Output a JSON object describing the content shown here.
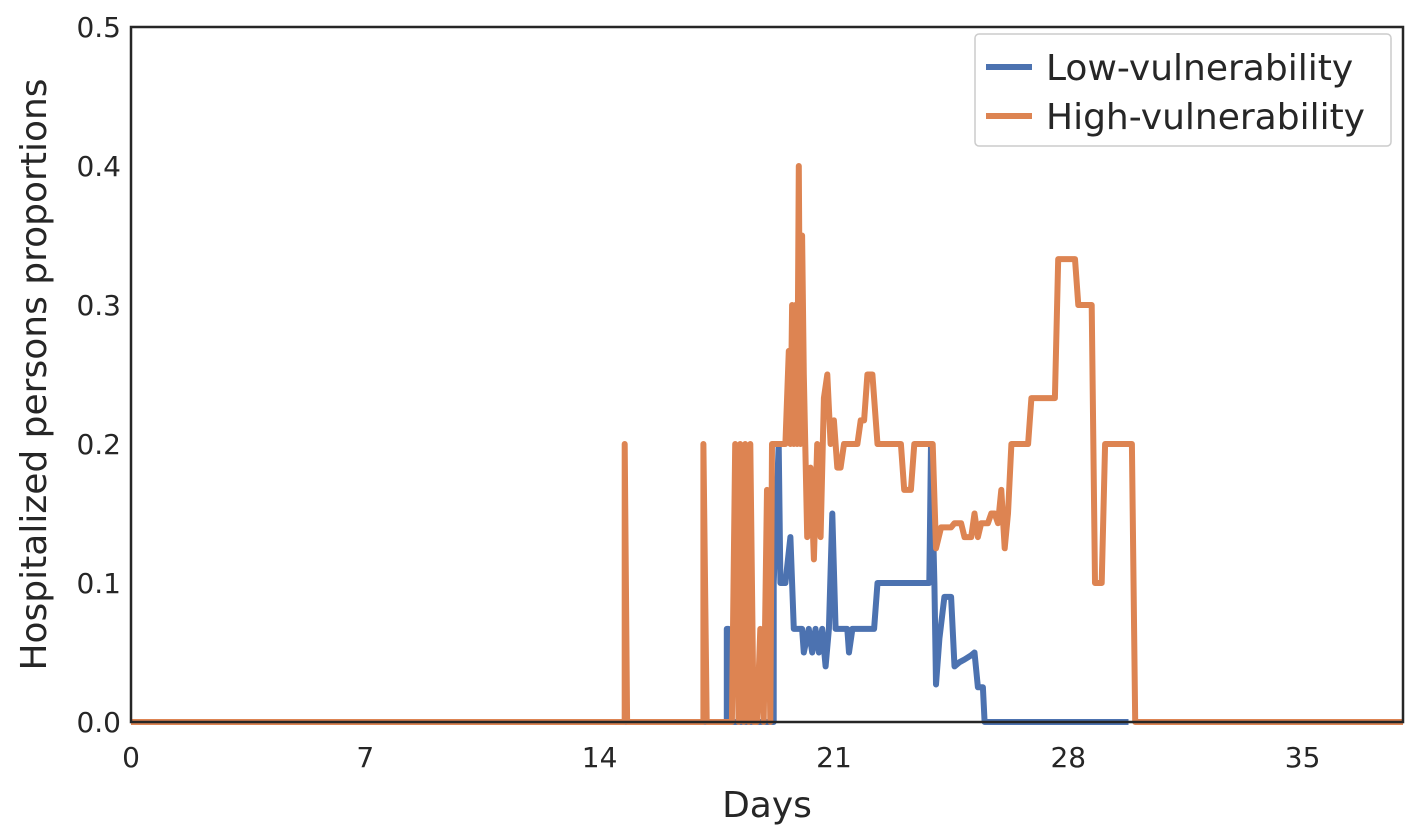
{
  "chart_data": {
    "type": "line",
    "title": "",
    "xlabel": "Days",
    "ylabel": "Hospitalized persons proportions",
    "xlim": [
      0,
      38
    ],
    "ylim": [
      0,
      0.5
    ],
    "x_ticks": [
      0,
      7,
      14,
      21,
      28,
      35
    ],
    "y_ticks": [
      0.0,
      0.1,
      0.2,
      0.3,
      0.4,
      0.5
    ],
    "x_tick_labels": [
      "0",
      "7",
      "14",
      "21",
      "28",
      "35"
    ],
    "y_tick_labels": [
      "0.0",
      "0.1",
      "0.2",
      "0.3",
      "0.4",
      "0.5"
    ],
    "grid": false,
    "legend_position": "top-right",
    "series": [
      {
        "name": "Low-vulnerability",
        "color": "#4c72b0",
        "points": [
          [
            0,
            0
          ],
          [
            17.8,
            0
          ],
          [
            17.8,
            0.067
          ],
          [
            17.85,
            0.067
          ],
          [
            17.85,
            0
          ],
          [
            19.2,
            0
          ],
          [
            19.2,
            0.1
          ],
          [
            19.35,
            0.2
          ],
          [
            19.4,
            0.1
          ],
          [
            19.55,
            0.1
          ],
          [
            19.7,
            0.133
          ],
          [
            19.8,
            0.067
          ],
          [
            20.05,
            0.067
          ],
          [
            20.1,
            0.05
          ],
          [
            20.25,
            0.067
          ],
          [
            20.35,
            0.05
          ],
          [
            20.45,
            0.067
          ],
          [
            20.55,
            0.05
          ],
          [
            20.65,
            0.067
          ],
          [
            20.75,
            0.04
          ],
          [
            20.85,
            0.067
          ],
          [
            20.95,
            0.15
          ],
          [
            21.05,
            0.067
          ],
          [
            21.4,
            0.067
          ],
          [
            21.45,
            0.05
          ],
          [
            21.55,
            0.067
          ],
          [
            22.2,
            0.067
          ],
          [
            22.3,
            0.1
          ],
          [
            23.85,
            0.1
          ],
          [
            23.9,
            0.2
          ],
          [
            24,
            0.1
          ],
          [
            24.05,
            0.027
          ],
          [
            24.15,
            0.06
          ],
          [
            24.3,
            0.09
          ],
          [
            24.5,
            0.09
          ],
          [
            24.6,
            0.04
          ],
          [
            24.75,
            0.043
          ],
          [
            24.9,
            0.045
          ],
          [
            25.1,
            0.048
          ],
          [
            25.2,
            0.05
          ],
          [
            25.3,
            0.025
          ],
          [
            25.45,
            0.025
          ],
          [
            25.5,
            0
          ],
          [
            29.8,
            0
          ]
        ]
      },
      {
        "name": "High-vulnerability",
        "color": "#dd8452",
        "points": [
          [
            0,
            0
          ],
          [
            14.75,
            0
          ],
          [
            14.75,
            0.2
          ],
          [
            14.82,
            0
          ],
          [
            17.1,
            0
          ],
          [
            17.1,
            0.2
          ],
          [
            17.2,
            0
          ],
          [
            17.95,
            0
          ],
          [
            18.05,
            0.2
          ],
          [
            18.15,
            0
          ],
          [
            18.2,
            0.2
          ],
          [
            18.3,
            0
          ],
          [
            18.35,
            0.2
          ],
          [
            18.45,
            0
          ],
          [
            18.5,
            0.2
          ],
          [
            18.6,
            0
          ],
          [
            18.7,
            0
          ],
          [
            18.8,
            0.067
          ],
          [
            18.9,
            0
          ],
          [
            19,
            0.167
          ],
          [
            19.1,
            0
          ],
          [
            19.15,
            0.2
          ],
          [
            19.55,
            0.2
          ],
          [
            19.65,
            0.267
          ],
          [
            19.7,
            0.2
          ],
          [
            19.75,
            0.3
          ],
          [
            19.8,
            0.2
          ],
          [
            19.85,
            0.3
          ],
          [
            19.9,
            0.2
          ],
          [
            19.95,
            0.4
          ],
          [
            20.0,
            0.2
          ],
          [
            20.05,
            0.35
          ],
          [
            20.1,
            0.25
          ],
          [
            20.2,
            0.133
          ],
          [
            20.3,
            0.183
          ],
          [
            20.4,
            0.117
          ],
          [
            20.5,
            0.2
          ],
          [
            20.6,
            0.133
          ],
          [
            20.7,
            0.233
          ],
          [
            20.8,
            0.25
          ],
          [
            20.9,
            0.2
          ],
          [
            21.0,
            0.217
          ],
          [
            21.1,
            0.183
          ],
          [
            21.2,
            0.183
          ],
          [
            21.3,
            0.2
          ],
          [
            21.4,
            0.2
          ],
          [
            21.5,
            0.2
          ],
          [
            21.7,
            0.2
          ],
          [
            21.8,
            0.217
          ],
          [
            21.9,
            0.217
          ],
          [
            22.0,
            0.25
          ],
          [
            22.15,
            0.25
          ],
          [
            22.3,
            0.2
          ],
          [
            23.0,
            0.2
          ],
          [
            23.1,
            0.167
          ],
          [
            23.3,
            0.167
          ],
          [
            23.4,
            0.2
          ],
          [
            23.95,
            0.2
          ],
          [
            24.05,
            0.125
          ],
          [
            24.2,
            0.14
          ],
          [
            24.5,
            0.14
          ],
          [
            24.6,
            0.143
          ],
          [
            24.8,
            0.143
          ],
          [
            24.9,
            0.133
          ],
          [
            25.1,
            0.133
          ],
          [
            25.2,
            0.15
          ],
          [
            25.3,
            0.133
          ],
          [
            25.4,
            0.143
          ],
          [
            25.6,
            0.143
          ],
          [
            25.7,
            0.15
          ],
          [
            25.8,
            0.15
          ],
          [
            25.9,
            0.143
          ],
          [
            26.0,
            0.167
          ],
          [
            26.1,
            0.125
          ],
          [
            26.2,
            0.15
          ],
          [
            26.3,
            0.2
          ],
          [
            26.8,
            0.2
          ],
          [
            26.9,
            0.233
          ],
          [
            27.6,
            0.233
          ],
          [
            27.7,
            0.333
          ],
          [
            28.2,
            0.333
          ],
          [
            28.3,
            0.3
          ],
          [
            28.7,
            0.3
          ],
          [
            28.8,
            0.1
          ],
          [
            29.0,
            0.1
          ],
          [
            29.1,
            0.2
          ],
          [
            29.9,
            0.2
          ],
          [
            30.0,
            0
          ],
          [
            38,
            0
          ]
        ]
      }
    ]
  }
}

____

■ **Work required**: Except for the pictures, reproduce every line exactly.

■ **Solution below**:
Output a JSON object describing the content shown here.
{
  "chart_data": {
    "type": "line",
    "title": "",
    "xlabel": "Days",
    "ylabel": "Hospitalized persons proportions",
    "xlim": [
      0,
      38
    ],
    "ylim": [
      0,
      0.5
    ],
    "x_ticks": [
      0,
      7,
      14,
      21,
      28,
      35
    ],
    "y_ticks": [
      0.0,
      0.1,
      0.2,
      0.3,
      0.4,
      0.5
    ],
    "x_tick_labels": [
      "0",
      "7",
      "14",
      "21",
      "28",
      "35"
    ],
    "y_tick_labels": [
      "0.0",
      "0.1",
      "0.2",
      "0.3",
      "0.4",
      "0.5"
    ],
    "grid": false,
    "legend_position": "top-right",
    "series": [
      {
        "name": "Low-vulnerability",
        "color": "#4c72b0",
        "points": [
          [
            0,
            0
          ],
          [
            17.8,
            0
          ],
          [
            17.8,
            0.067
          ],
          [
            17.85,
            0.067
          ],
          [
            17.85,
            0
          ],
          [
            19.2,
            0
          ],
          [
            19.2,
            0.1
          ],
          [
            19.35,
            0.2
          ],
          [
            19.4,
            0.1
          ],
          [
            19.55,
            0.1
          ],
          [
            19.7,
            0.133
          ],
          [
            19.8,
            0.067
          ],
          [
            20.05,
            0.067
          ],
          [
            20.1,
            0.05
          ],
          [
            20.25,
            0.067
          ],
          [
            20.35,
            0.05
          ],
          [
            20.45,
            0.067
          ],
          [
            20.55,
            0.05
          ],
          [
            20.65,
            0.067
          ],
          [
            20.75,
            0.04
          ],
          [
            20.85,
            0.067
          ],
          [
            20.95,
            0.15
          ],
          [
            21.05,
            0.067
          ],
          [
            21.4,
            0.067
          ],
          [
            21.45,
            0.05
          ],
          [
            21.55,
            0.067
          ],
          [
            22.2,
            0.067
          ],
          [
            22.3,
            0.1
          ],
          [
            23.85,
            0.1
          ],
          [
            23.9,
            0.2
          ],
          [
            24,
            0.1
          ],
          [
            24.05,
            0.027
          ],
          [
            24.15,
            0.06
          ],
          [
            24.3,
            0.09
          ],
          [
            24.5,
            0.09
          ],
          [
            24.6,
            0.04
          ],
          [
            24.75,
            0.043
          ],
          [
            24.9,
            0.045
          ],
          [
            25.1,
            0.048
          ],
          [
            25.2,
            0.05
          ],
          [
            25.3,
            0.025
          ],
          [
            25.45,
            0.025
          ],
          [
            25.5,
            0
          ],
          [
            29.8,
            0
          ]
        ]
      },
      {
        "name": "High-vulnerability",
        "color": "#dd8452",
        "points": [
          [
            0,
            0
          ],
          [
            14.75,
            0
          ],
          [
            14.75,
            0.2
          ],
          [
            14.82,
            0
          ],
          [
            17.1,
            0
          ],
          [
            17.1,
            0.2
          ],
          [
            17.2,
            0
          ],
          [
            17.95,
            0
          ],
          [
            18.05,
            0.2
          ],
          [
            18.15,
            0
          ],
          [
            18.2,
            0.2
          ],
          [
            18.3,
            0
          ],
          [
            18.35,
            0.2
          ],
          [
            18.45,
            0
          ],
          [
            18.5,
            0.2
          ],
          [
            18.6,
            0
          ],
          [
            18.7,
            0
          ],
          [
            18.8,
            0.067
          ],
          [
            18.9,
            0
          ],
          [
            19,
            0.167
          ],
          [
            19.1,
            0
          ],
          [
            19.15,
            0.2
          ],
          [
            19.55,
            0.2
          ],
          [
            19.65,
            0.267
          ],
          [
            19.7,
            0.2
          ],
          [
            19.75,
            0.3
          ],
          [
            19.8,
            0.2
          ],
          [
            19.85,
            0.3
          ],
          [
            19.9,
            0.2
          ],
          [
            19.95,
            0.4
          ],
          [
            20.0,
            0.2
          ],
          [
            20.05,
            0.35
          ],
          [
            20.1,
            0.25
          ],
          [
            20.2,
            0.133
          ],
          [
            20.3,
            0.183
          ],
          [
            20.4,
            0.117
          ],
          [
            20.5,
            0.2
          ],
          [
            20.6,
            0.133
          ],
          [
            20.7,
            0.233
          ],
          [
            20.8,
            0.25
          ],
          [
            20.9,
            0.2
          ],
          [
            21.0,
            0.217
          ],
          [
            21.1,
            0.183
          ],
          [
            21.2,
            0.183
          ],
          [
            21.3,
            0.2
          ],
          [
            21.4,
            0.2
          ],
          [
            21.5,
            0.2
          ],
          [
            21.7,
            0.2
          ],
          [
            21.8,
            0.217
          ],
          [
            21.9,
            0.217
          ],
          [
            22.0,
            0.25
          ],
          [
            22.15,
            0.25
          ],
          [
            22.3,
            0.2
          ],
          [
            23.0,
            0.2
          ],
          [
            23.1,
            0.167
          ],
          [
            23.3,
            0.167
          ],
          [
            23.4,
            0.2
          ],
          [
            23.95,
            0.2
          ],
          [
            24.05,
            0.125
          ],
          [
            24.2,
            0.14
          ],
          [
            24.5,
            0.14
          ],
          [
            24.6,
            0.143
          ],
          [
            24.8,
            0.143
          ],
          [
            24.9,
            0.133
          ],
          [
            25.1,
            0.133
          ],
          [
            25.2,
            0.15
          ],
          [
            25.3,
            0.133
          ],
          [
            25.4,
            0.143
          ],
          [
            25.6,
            0.143
          ],
          [
            25.7,
            0.15
          ],
          [
            25.8,
            0.15
          ],
          [
            25.9,
            0.143
          ],
          [
            26.0,
            0.167
          ],
          [
            26.1,
            0.125
          ],
          [
            26.2,
            0.15
          ],
          [
            26.3,
            0.2
          ],
          [
            26.8,
            0.2
          ],
          [
            26.9,
            0.233
          ],
          [
            27.6,
            0.233
          ],
          [
            27.7,
            0.333
          ],
          [
            28.2,
            0.333
          ],
          [
            28.3,
            0.3
          ],
          [
            28.7,
            0.3
          ],
          [
            28.8,
            0.1
          ],
          [
            29.0,
            0.1
          ],
          [
            29.1,
            0.2
          ],
          [
            29.9,
            0.2
          ],
          [
            30.0,
            0
          ],
          [
            38,
            0
          ]
        ]
      }
    ]
  }
}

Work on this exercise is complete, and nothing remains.